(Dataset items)
= = =
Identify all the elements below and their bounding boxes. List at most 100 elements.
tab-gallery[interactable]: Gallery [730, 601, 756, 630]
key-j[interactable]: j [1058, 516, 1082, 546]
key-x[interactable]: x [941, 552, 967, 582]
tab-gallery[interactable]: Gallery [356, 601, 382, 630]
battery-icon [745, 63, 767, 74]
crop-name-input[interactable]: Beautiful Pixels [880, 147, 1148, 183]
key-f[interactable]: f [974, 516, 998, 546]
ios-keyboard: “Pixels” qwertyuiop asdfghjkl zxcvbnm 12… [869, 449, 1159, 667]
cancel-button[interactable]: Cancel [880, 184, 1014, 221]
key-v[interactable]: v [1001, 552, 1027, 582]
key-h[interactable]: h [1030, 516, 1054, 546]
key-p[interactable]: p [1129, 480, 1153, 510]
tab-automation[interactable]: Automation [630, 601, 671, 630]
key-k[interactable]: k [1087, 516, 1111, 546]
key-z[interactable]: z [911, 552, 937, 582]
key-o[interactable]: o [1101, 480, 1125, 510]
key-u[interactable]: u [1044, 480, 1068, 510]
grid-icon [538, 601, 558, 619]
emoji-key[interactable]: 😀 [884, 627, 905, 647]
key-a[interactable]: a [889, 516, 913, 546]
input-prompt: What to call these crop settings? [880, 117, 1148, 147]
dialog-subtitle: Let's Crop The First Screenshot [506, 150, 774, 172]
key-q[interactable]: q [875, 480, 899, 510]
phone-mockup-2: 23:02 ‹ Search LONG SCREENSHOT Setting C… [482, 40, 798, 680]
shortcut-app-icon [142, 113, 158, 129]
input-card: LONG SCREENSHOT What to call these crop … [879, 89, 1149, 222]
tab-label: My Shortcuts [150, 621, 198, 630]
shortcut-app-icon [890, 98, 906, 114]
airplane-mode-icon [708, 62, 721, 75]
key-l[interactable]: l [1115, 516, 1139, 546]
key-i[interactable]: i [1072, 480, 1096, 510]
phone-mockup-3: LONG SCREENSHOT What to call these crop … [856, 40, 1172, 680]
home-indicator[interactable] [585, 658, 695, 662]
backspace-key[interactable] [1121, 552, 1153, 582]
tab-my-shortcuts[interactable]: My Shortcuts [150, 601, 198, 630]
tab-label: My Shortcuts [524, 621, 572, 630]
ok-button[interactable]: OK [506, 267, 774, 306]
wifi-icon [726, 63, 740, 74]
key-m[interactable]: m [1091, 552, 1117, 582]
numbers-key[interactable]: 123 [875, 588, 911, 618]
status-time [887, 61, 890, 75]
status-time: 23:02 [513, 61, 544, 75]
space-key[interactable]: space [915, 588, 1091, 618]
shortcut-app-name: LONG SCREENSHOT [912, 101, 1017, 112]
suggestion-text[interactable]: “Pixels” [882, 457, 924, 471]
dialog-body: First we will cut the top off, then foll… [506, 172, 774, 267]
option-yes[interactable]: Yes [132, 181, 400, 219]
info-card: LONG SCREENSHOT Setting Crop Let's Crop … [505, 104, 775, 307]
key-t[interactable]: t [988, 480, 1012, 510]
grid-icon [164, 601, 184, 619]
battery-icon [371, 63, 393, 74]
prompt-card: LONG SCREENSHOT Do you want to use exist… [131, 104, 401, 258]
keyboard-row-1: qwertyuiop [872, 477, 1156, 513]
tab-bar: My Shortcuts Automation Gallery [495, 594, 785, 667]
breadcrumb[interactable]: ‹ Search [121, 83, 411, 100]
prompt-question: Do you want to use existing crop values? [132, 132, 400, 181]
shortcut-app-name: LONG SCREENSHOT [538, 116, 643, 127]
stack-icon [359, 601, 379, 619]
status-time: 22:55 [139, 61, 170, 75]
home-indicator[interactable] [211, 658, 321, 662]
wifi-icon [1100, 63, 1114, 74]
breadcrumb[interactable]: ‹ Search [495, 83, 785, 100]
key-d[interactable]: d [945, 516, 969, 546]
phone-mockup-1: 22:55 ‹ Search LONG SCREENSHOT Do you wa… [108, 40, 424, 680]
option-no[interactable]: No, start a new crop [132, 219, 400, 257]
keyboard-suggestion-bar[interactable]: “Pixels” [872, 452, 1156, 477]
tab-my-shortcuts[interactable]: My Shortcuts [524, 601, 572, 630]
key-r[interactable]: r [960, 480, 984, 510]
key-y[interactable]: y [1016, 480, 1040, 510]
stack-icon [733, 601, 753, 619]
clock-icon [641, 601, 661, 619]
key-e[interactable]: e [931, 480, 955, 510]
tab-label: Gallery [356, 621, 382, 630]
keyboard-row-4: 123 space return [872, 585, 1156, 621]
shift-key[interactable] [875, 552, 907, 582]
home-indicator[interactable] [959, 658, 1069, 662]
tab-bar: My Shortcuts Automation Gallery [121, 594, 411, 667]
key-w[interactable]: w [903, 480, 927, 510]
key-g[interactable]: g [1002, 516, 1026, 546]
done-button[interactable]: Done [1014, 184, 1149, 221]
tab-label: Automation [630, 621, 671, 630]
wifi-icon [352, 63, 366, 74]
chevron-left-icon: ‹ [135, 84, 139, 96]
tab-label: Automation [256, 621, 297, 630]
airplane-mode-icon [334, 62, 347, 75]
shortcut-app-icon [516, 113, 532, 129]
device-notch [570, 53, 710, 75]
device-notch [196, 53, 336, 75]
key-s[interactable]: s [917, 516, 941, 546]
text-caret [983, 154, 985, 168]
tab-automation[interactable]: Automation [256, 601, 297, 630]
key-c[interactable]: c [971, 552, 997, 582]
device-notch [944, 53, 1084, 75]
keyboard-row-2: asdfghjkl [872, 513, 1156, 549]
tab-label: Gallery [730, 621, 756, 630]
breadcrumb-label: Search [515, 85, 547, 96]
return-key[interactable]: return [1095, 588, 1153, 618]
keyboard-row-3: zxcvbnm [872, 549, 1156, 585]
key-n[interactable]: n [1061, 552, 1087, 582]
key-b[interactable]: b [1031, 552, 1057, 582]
= = =
» **Aim**
Report every line of the listing above that contains the string "option".

» **The result**
option-yes[interactable]: Yes [132, 181, 400, 219]
option-no[interactable]: No, start a new crop [132, 219, 400, 257]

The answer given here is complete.